Stated goal: Arrange the items as a numbered list, starting at the first line and stopping after the line that contains "slide-bold-fragment: y (0, 680, 20, 715)". Leave out any blank lines.
:: Input rows ::
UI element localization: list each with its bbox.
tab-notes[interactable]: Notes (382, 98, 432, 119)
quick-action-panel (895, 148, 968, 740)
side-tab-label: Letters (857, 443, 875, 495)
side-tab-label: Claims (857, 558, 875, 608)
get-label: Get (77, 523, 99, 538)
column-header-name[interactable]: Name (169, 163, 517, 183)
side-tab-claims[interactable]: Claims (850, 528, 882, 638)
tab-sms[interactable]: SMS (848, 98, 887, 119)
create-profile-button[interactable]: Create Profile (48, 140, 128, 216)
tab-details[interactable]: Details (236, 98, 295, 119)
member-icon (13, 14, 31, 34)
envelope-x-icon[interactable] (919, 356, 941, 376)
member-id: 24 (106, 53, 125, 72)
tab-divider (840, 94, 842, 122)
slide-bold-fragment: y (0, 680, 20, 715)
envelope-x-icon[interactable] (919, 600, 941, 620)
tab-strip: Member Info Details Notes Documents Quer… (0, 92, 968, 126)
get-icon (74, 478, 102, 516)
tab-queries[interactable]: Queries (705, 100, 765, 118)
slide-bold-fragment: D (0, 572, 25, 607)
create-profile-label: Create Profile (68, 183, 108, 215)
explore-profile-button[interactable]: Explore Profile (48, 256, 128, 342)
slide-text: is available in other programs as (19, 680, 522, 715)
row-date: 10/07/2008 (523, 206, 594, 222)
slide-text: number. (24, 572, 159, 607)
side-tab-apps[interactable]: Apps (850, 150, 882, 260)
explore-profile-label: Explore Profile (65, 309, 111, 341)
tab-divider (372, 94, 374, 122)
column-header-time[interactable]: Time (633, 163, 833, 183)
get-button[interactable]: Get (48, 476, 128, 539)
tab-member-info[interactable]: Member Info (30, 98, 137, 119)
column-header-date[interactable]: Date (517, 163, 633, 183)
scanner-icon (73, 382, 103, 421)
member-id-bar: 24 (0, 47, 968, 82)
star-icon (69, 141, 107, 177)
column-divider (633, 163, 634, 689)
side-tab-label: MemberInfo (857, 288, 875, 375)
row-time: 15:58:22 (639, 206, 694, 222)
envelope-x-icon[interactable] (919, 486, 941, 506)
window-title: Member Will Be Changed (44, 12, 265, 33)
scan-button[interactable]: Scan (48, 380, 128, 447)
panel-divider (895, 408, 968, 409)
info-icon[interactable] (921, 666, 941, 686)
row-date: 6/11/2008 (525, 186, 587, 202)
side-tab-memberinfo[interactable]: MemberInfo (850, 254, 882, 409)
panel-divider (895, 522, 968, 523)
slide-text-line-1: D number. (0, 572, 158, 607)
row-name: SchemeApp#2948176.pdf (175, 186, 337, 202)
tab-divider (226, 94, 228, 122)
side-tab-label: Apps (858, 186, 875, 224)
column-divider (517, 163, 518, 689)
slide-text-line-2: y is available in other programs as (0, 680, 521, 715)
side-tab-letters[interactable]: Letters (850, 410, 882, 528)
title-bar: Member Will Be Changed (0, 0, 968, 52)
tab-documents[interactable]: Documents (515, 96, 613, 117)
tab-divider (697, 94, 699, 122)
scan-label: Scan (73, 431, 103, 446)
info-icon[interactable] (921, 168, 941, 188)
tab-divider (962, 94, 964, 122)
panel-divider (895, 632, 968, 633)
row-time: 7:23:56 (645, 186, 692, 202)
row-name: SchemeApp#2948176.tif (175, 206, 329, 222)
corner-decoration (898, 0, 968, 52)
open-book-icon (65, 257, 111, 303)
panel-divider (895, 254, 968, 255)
:::
Answer in full:
1. UI element localization: list each with its bbox.
2. tab-notes[interactable]: Notes (382, 98, 432, 119)
3. quick-action-panel (895, 148, 968, 740)
4. side-tab-label: Letters (857, 443, 875, 495)
5. side-tab-label: Claims (857, 558, 875, 608)
6. get-label: Get (77, 523, 99, 538)
7. column-header-name[interactable]: Name (169, 163, 517, 183)
8. side-tab-claims[interactable]: Claims (850, 528, 882, 638)
9. tab-sms[interactable]: SMS (848, 98, 887, 119)
10. create-profile-button[interactable]: Create Profile (48, 140, 128, 216)
11. tab-details[interactable]: Details (236, 98, 295, 119)
12. member-icon (13, 14, 31, 34)
13. envelope-x-icon[interactable] (919, 356, 941, 376)
14. member-id: 24 (106, 53, 125, 72)
15. tab-divider (840, 94, 842, 122)
16. slide-bold-fragment: y (0, 680, 20, 715)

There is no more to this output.